(Stored data entries)
-- -- --
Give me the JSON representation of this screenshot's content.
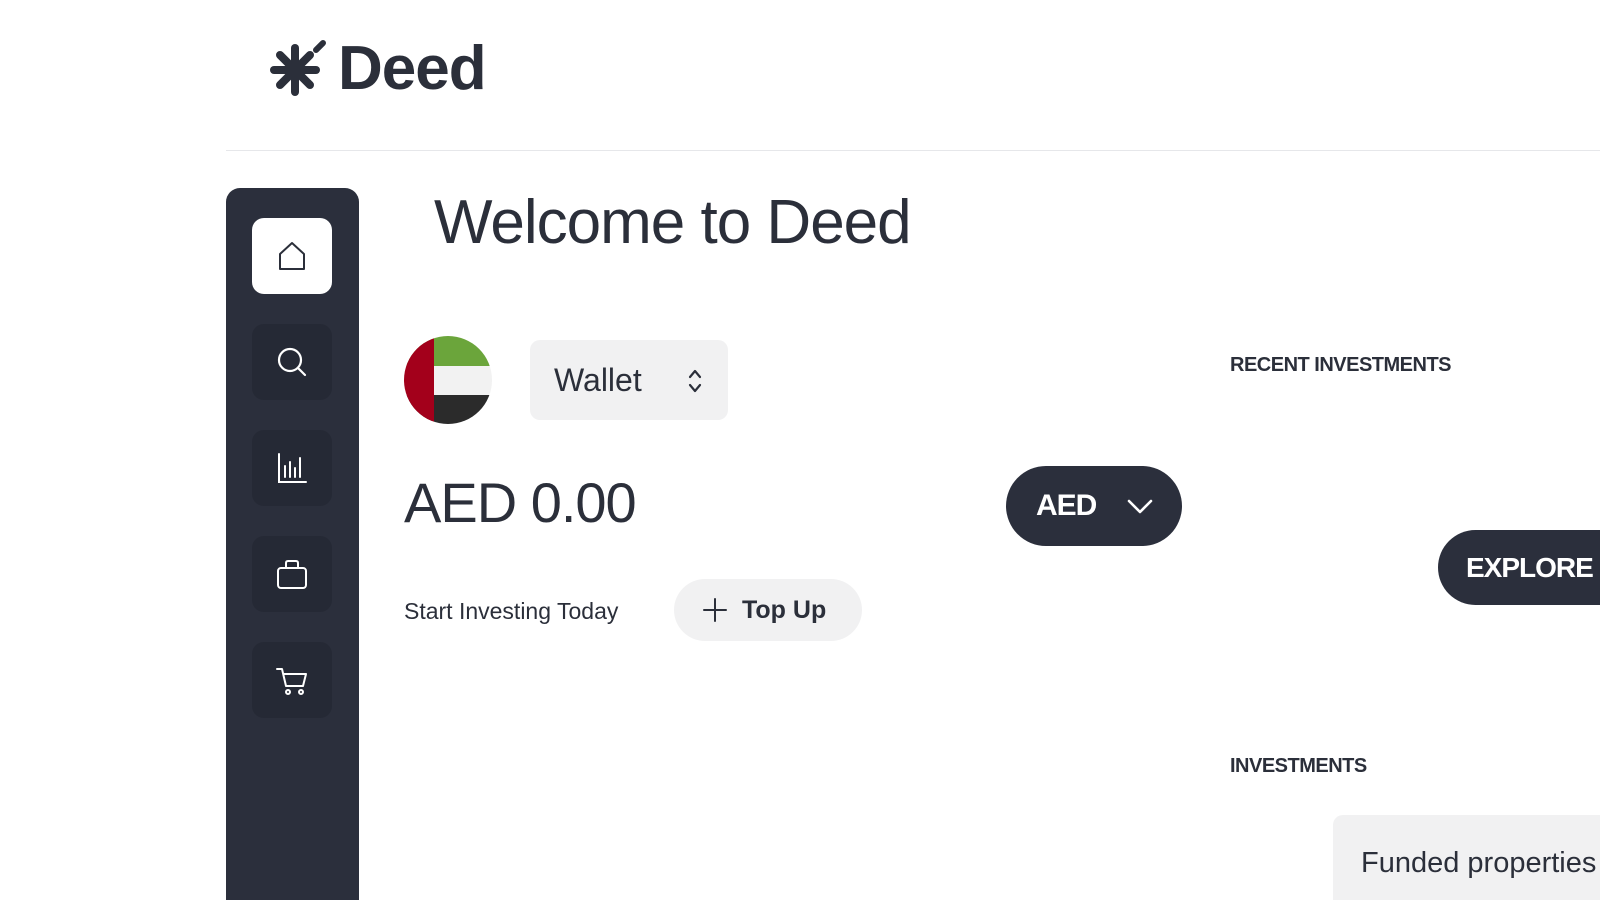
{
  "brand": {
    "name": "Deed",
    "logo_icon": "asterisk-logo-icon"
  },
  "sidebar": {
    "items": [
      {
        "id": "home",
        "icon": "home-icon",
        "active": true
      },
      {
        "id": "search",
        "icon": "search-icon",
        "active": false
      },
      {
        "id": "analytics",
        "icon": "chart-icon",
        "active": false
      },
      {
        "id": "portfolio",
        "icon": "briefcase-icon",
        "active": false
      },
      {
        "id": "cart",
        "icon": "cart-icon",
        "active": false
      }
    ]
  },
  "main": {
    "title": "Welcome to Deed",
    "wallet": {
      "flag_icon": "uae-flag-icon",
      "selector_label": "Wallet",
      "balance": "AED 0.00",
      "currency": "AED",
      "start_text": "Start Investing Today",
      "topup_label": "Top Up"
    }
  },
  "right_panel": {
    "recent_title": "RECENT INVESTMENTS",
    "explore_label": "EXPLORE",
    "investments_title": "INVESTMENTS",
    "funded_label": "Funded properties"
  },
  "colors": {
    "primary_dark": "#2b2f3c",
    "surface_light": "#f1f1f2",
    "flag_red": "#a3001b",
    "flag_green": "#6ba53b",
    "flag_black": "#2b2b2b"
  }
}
-- -- --
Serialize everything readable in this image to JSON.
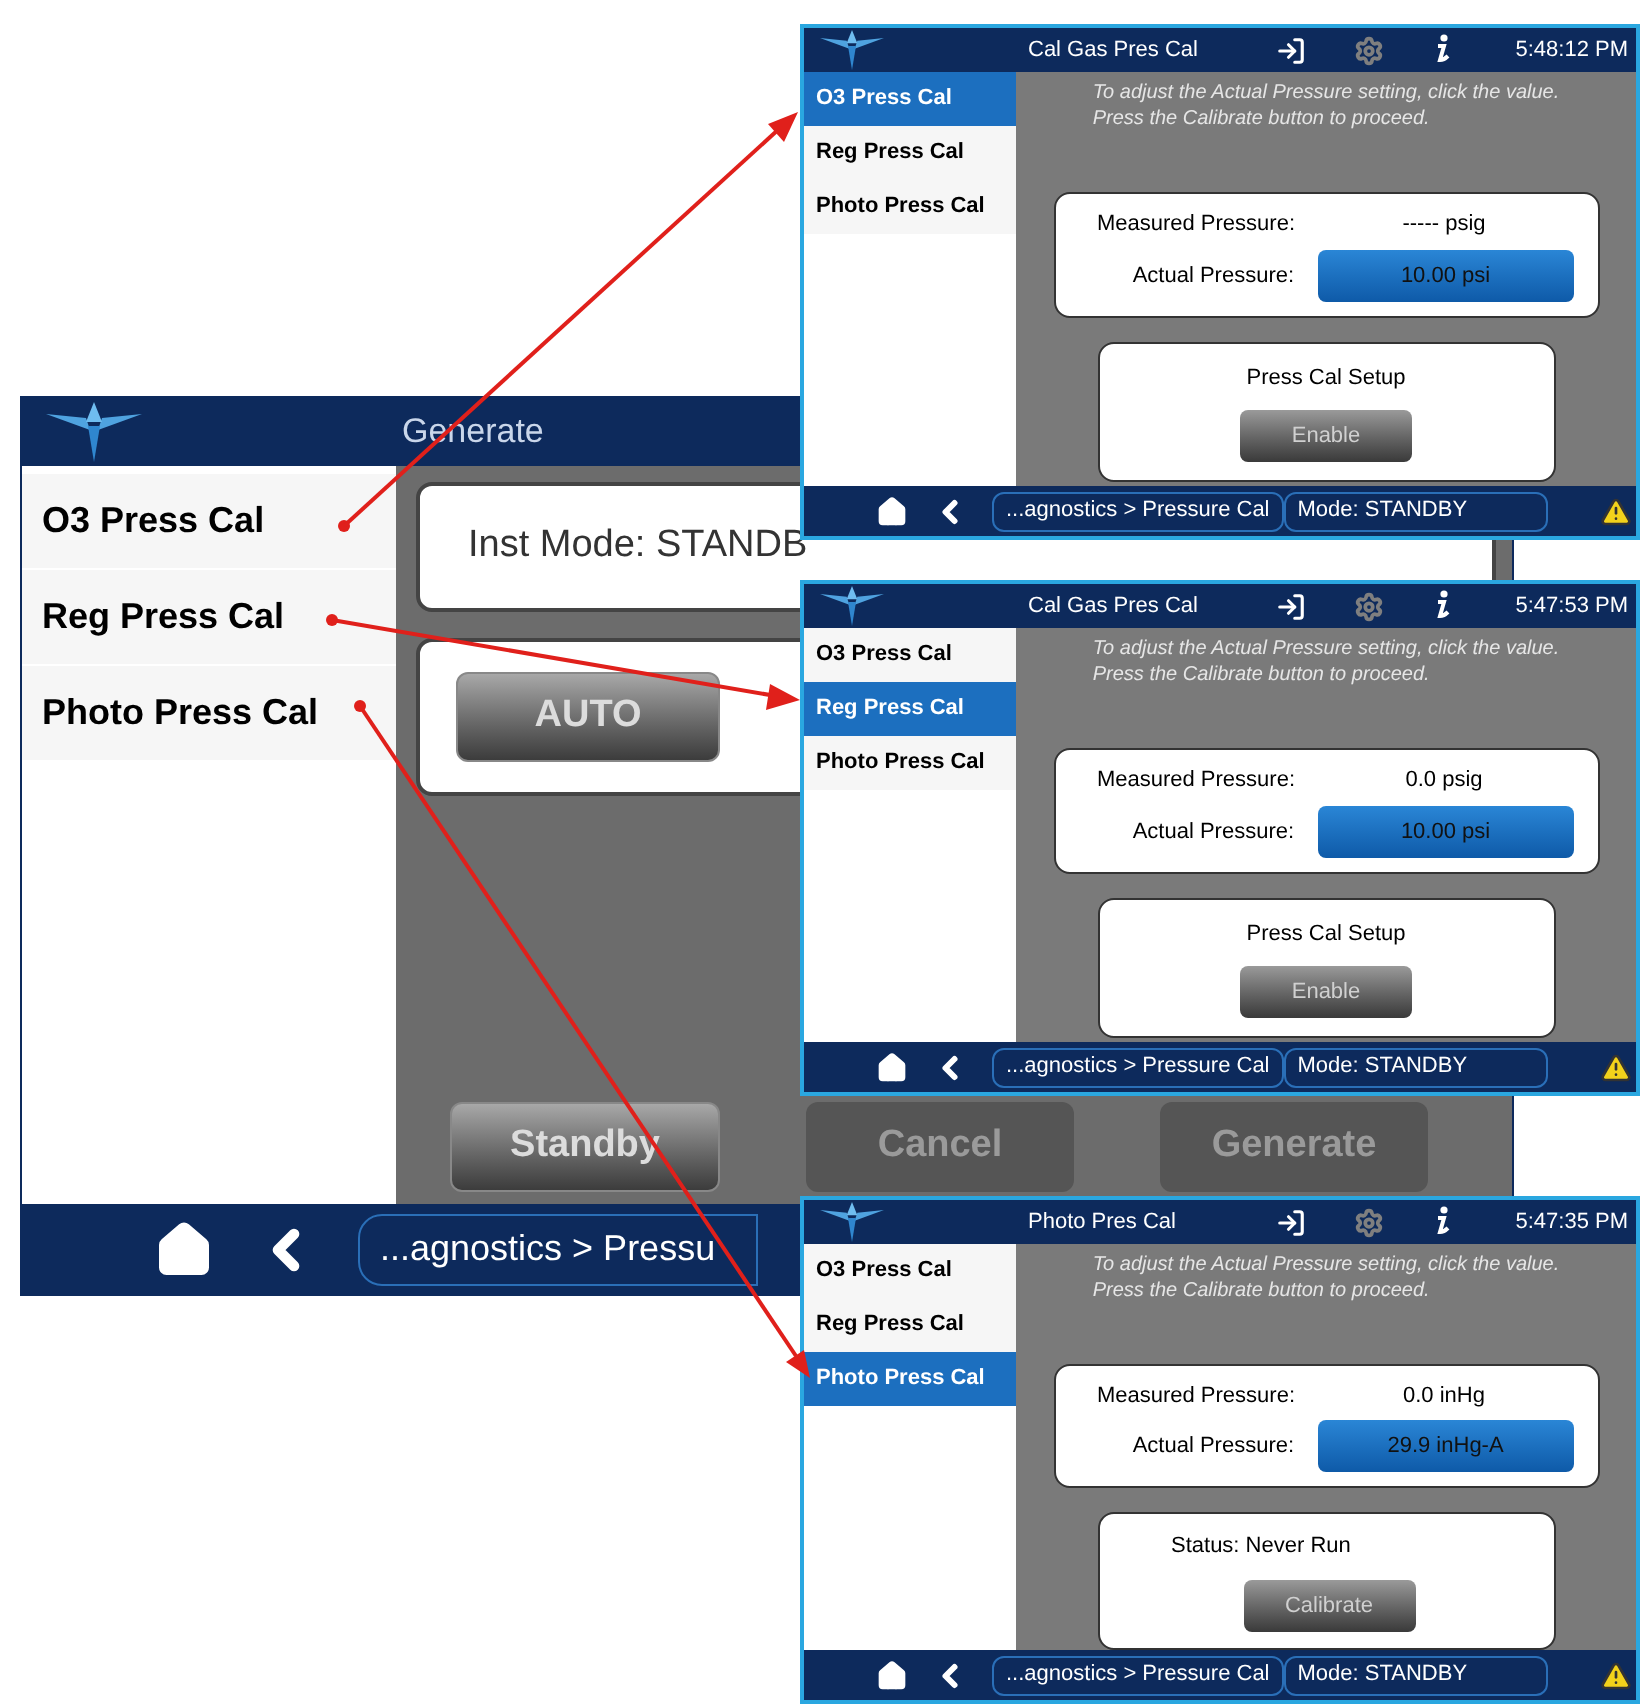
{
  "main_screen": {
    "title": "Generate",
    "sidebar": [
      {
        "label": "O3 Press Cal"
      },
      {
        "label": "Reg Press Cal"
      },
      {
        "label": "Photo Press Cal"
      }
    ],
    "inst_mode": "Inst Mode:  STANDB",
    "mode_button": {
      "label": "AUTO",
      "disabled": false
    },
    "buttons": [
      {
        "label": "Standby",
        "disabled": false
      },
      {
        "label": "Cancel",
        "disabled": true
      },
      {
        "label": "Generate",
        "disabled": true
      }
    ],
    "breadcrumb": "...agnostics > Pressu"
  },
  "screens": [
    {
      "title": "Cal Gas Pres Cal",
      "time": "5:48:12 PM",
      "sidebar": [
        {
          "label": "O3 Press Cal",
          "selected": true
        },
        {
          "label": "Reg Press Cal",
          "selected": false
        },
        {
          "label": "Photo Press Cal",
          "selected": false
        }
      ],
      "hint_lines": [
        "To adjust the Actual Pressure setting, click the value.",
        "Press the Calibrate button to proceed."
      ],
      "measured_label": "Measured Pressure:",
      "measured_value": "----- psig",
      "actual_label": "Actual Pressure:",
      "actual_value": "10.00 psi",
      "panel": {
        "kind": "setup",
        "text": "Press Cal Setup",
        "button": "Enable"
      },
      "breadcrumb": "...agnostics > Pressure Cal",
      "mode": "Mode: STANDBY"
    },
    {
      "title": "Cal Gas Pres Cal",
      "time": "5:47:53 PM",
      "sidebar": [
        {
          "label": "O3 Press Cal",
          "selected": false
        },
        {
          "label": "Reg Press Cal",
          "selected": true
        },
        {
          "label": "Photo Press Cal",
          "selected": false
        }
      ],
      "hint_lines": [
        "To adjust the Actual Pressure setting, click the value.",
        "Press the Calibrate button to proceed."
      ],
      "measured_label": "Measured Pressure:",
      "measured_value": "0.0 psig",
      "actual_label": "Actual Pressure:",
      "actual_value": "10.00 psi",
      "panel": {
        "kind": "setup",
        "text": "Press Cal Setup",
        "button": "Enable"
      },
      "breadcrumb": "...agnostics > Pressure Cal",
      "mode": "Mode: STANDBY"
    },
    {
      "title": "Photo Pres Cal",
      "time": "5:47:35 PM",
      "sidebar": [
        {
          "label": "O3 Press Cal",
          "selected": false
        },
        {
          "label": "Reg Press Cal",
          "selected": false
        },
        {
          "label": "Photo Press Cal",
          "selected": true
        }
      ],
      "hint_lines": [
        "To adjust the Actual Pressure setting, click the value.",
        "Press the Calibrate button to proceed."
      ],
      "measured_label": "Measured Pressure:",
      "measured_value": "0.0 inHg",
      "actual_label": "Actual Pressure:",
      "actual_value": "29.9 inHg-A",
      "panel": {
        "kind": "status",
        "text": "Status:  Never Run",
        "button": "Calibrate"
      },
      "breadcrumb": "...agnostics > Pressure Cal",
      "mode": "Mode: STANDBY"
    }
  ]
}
-- -- --
Given request » Only the number is needed: state how many lines in the listing contain "time".

The solution » 3